(STATED TASK):
The records below are to be repeated in full, exactly as they are.
---
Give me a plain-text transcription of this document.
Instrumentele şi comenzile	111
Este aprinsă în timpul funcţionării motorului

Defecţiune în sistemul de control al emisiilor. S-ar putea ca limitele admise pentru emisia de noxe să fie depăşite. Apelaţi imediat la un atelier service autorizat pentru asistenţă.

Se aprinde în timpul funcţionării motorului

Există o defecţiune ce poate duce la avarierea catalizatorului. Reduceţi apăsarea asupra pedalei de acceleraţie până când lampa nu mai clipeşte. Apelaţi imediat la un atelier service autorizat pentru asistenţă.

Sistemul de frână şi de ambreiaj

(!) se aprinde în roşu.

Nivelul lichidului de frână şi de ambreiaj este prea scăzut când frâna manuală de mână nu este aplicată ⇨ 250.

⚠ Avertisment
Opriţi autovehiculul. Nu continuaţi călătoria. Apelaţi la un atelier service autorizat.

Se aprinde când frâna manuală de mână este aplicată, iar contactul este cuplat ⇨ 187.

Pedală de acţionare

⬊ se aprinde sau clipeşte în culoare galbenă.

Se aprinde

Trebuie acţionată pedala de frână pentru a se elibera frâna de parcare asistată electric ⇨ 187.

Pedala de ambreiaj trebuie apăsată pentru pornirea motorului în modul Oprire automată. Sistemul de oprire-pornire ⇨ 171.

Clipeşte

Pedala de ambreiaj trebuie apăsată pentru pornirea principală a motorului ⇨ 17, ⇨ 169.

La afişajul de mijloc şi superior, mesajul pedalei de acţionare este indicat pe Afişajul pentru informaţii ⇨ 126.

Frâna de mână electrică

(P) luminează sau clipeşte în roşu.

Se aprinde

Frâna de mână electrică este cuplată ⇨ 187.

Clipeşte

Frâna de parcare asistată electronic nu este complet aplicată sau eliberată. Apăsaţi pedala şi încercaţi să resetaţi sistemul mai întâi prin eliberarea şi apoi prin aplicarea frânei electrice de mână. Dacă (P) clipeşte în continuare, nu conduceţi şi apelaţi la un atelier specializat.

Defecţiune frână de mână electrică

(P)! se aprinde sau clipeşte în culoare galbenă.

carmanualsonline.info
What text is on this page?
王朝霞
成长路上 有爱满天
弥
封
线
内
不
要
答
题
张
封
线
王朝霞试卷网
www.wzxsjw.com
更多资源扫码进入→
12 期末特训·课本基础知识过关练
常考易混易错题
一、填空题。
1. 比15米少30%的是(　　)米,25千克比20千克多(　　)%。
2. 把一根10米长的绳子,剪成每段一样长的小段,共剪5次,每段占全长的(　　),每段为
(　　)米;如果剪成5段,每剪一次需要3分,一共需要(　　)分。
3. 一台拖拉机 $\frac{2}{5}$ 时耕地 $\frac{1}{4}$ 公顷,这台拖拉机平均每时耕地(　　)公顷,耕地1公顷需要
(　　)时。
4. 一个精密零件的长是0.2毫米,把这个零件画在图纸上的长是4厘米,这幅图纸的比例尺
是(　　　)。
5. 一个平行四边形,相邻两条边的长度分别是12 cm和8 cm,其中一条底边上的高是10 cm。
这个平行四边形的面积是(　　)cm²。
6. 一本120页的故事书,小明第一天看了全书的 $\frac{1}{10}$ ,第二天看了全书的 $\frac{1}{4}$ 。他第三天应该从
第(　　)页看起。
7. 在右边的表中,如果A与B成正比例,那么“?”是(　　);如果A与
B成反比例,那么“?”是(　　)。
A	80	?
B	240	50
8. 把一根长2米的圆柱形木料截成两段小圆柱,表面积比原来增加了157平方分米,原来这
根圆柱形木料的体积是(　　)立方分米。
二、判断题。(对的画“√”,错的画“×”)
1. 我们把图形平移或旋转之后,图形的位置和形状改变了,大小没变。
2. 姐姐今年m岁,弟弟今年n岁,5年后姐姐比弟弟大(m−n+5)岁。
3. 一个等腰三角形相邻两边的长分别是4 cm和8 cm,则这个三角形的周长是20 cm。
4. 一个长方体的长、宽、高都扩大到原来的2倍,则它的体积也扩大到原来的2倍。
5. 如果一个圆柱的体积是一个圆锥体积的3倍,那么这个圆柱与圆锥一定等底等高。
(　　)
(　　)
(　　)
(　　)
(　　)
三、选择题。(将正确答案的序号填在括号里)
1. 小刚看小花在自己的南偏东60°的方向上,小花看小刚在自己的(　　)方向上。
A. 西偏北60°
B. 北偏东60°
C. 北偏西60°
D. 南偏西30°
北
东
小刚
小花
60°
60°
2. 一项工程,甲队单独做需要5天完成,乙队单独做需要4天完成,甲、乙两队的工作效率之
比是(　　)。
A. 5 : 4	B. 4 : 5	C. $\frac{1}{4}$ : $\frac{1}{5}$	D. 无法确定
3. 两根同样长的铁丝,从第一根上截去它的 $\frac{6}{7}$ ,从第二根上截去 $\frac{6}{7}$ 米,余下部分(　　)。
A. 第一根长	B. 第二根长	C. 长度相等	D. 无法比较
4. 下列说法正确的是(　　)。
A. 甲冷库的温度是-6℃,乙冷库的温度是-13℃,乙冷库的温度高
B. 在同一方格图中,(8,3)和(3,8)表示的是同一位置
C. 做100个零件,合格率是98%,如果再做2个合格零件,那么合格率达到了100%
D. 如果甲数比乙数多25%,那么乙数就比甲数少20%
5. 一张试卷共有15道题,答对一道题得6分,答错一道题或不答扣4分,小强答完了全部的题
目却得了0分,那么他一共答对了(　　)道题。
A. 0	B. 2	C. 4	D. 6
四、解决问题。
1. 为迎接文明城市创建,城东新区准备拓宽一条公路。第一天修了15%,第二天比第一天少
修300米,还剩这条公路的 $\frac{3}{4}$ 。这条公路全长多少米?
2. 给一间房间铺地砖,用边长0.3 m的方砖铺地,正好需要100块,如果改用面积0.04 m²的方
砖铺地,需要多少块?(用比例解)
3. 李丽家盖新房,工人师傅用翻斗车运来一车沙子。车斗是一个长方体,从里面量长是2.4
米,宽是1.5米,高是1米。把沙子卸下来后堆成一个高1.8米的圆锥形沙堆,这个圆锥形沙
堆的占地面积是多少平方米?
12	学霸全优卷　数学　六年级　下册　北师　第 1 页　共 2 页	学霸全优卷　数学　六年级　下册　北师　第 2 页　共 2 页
---
(THE OUTPUT):
Give me a plain-text transcription of this document.
Instrumentele şi comenzile	111
Este aprinsă în timpul funcţionării motorului

Defecţiune în sistemul de control al emisiilor. S-ar putea ca limitele admise pentru emisia de noxe să fie depăşite. Apelaţi imediat la un atelier service autorizat pentru asistenţă.

Se aprinde în timpul funcţionării motorului

Există o defecţiune ce poate duce la avarierea catalizatorului. Reduceţi apăsarea asupra pedalei de acceleraţie până când lampa nu mai clipeşte. Apelaţi imediat la un atelier service autorizat pentru asistenţă.

Sistemul de frână şi de ambreiaj

(!) se aprinde în roşu.

Nivelul lichidului de frână şi de ambreiaj este prea scăzut când frâna manuală de mână nu este aplicată ⇨ 250.

⚠ Avertisment
Opriţi autovehiculul. Nu continuaţi călătoria. Apelaţi la un atelier service autorizat.

Se aprinde când frâna manuală de mână este aplicată, iar contactul este cuplat ⇨ 187.

Pedală de acţionare

⬊ se aprinde sau clipeşte în culoare galbenă.

Se aprinde

Trebuie acţionată pedala de frână pentru a se elibera frâna de parcare asistată electric ⇨ 187.

Pedala de ambreiaj trebuie apăsată pentru pornirea motorului în modul Oprire automată. Sistemul de oprire-pornire ⇨ 171.

Clipeşte

Pedala de ambreiaj trebuie apăsată pentru pornirea principală a motorului ⇨ 17, ⇨ 169.

La afişajul de mijloc şi superior, mesajul pedalei de acţionare este indicat pe Afişajul pentru informaţii ⇨ 126.

Frâna de mână electrică

(P) luminează sau clipeşte în roşu.

Se aprinde

Frâna de mână electrică este cuplată ⇨ 187.

Clipeşte

Frâna de parcare asistată electronic nu este complet aplicată sau eliberată. Apăsaţi pedala şi încercaţi să resetaţi sistemul mai întâi prin eliberarea şi apoi prin aplicarea frânei electrice de mână. Dacă (P) clipeşte în continuare, nu conduceţi şi apelaţi la un atelier specializat.

Defecţiune frână de mână electrică

(P)! se aprinde sau clipeşte în culoare galbenă.

carmanualsonline.info
What text is on this page?
王朝霞
成长路上 有爱满天
弥
封
线
内
不
要
答
题
张
封
线
王朝霞试卷网
www.wzxsjw.com
更多资源扫码进入→
12 期末特训·课本基础知识过关练
常考易混易错题
一、填空题。
1. 比15米少30%的是(　　)米,25千克比20千克多(　　)%。
2. 把一根10米长的绳子,剪成每段一样长的小段,共剪5次,每段占全长的(　　),每段为
(　　)米;如果剪成5段,每剪一次需要3分,一共需要(　　)分。
3. 一台拖拉机 $\frac{2}{5}$ 时耕地 $\frac{1}{4}$ 公顷,这台拖拉机平均每时耕地(　　)公顷,耕地1公顷需要
(　　)时。
4. 一个精密零件的长是0.2毫米,把这个零件画在图纸上的长是4厘米,这幅图纸的比例尺
是(　　　)。
5. 一个平行四边形,相邻两条边的长度分别是12 cm和8 cm,其中一条底边上的高是10 cm。
这个平行四边形的面积是(　　)cm²。
6. 一本120页的故事书,小明第一天看了全书的 $\frac{1}{10}$ ,第二天看了全书的 $\frac{1}{4}$ 。他第三天应该从
第(　　)页看起。
7. 在右边的表中,如果A与B成正比例,那么“?”是(　　);如果A与
B成反比例,那么“?”是(　　)。
A	80	?
B	240	50
8. 把一根长2米的圆柱形木料截成两段小圆柱,表面积比原来增加了157平方分米,原来这
根圆柱形木料的体积是(　　)立方分米。
二、判断题。(对的画“√”,错的画“×”)
1. 我们把图形平移或旋转之后,图形的位置和形状改变了,大小没变。
2. 姐姐今年m岁,弟弟今年n岁,5年后姐姐比弟弟大(m−n+5)岁。
3. 一个等腰三角形相邻两边的长分别是4 cm和8 cm,则这个三角形的周长是20 cm。
4. 一个长方体的长、宽、高都扩大到原来的2倍,则它的体积也扩大到原来的2倍。
5. 如果一个圆柱的体积是一个圆锥体积的3倍,那么这个圆柱与圆锥一定等底等高。
(　　)
(　　)
(　　)
(　　)
(　　)
三、选择题。(将正确答案的序号填在括号里)
1. 小刚看小花在自己的南偏东60°的方向上,小花看小刚在自己的(　　)方向上。
A. 西偏北60°
B. 北偏东60°
C. 北偏西60°
D. 南偏西30°
北
东
小刚
小花
60°
60°
2. 一项工程,甲队单独做需要5天完成,乙队单独做需要4天完成,甲、乙两队的工作效率之
比是(　　)。
A. 5 : 4	B. 4 : 5	C. $\frac{1}{4}$ : $\frac{1}{5}$	D. 无法确定
3. 两根同样长的铁丝,从第一根上截去它的 $\frac{6}{7}$ ,从第二根上截去 $\frac{6}{7}$ 米,余下部分(　　)。
A. 第一根长	B. 第二根长	C. 长度相等	D. 无法比较
4. 下列说法正确的是(　　)。
A. 甲冷库的温度是-6℃,乙冷库的温度是-13℃,乙冷库的温度高
B. 在同一方格图中,(8,3)和(3,8)表示的是同一位置
C. 做100个零件,合格率是98%,如果再做2个合格零件,那么合格率达到了100%
D. 如果甲数比乙数多25%,那么乙数就比甲数少20%
5. 一张试卷共有15道题,答对一道题得6分,答错一道题或不答扣4分,小强答完了全部的题
目却得了0分,那么他一共答对了(　　)道题。
A. 0	B. 2	C. 4	D. 6
四、解决问题。
1. 为迎接文明城市创建,城东新区准备拓宽一条公路。第一天修了15%,第二天比第一天少
修300米,还剩这条公路的 $\frac{3}{4}$ 。这条公路全长多少米?
2. 给一间房间铺地砖,用边长0.3 m的方砖铺地,正好需要100块,如果改用面积0.04 m²的方
砖铺地,需要多少块?(用比例解)
3. 李丽家盖新房,工人师傅用翻斗车运来一车沙子。车斗是一个长方体,从里面量长是2.4
米,宽是1.5米,高是1米。把沙子卸下来后堆成一个高1.8米的圆锥形沙堆,这个圆锥形沙
堆的占地面积是多少平方米?
12	学霸全优卷　数学　六年级　下册　北师　第 1 页　共 2 页	学霸全优卷　数学　六年级　下册　北师　第 2 页　共 2 页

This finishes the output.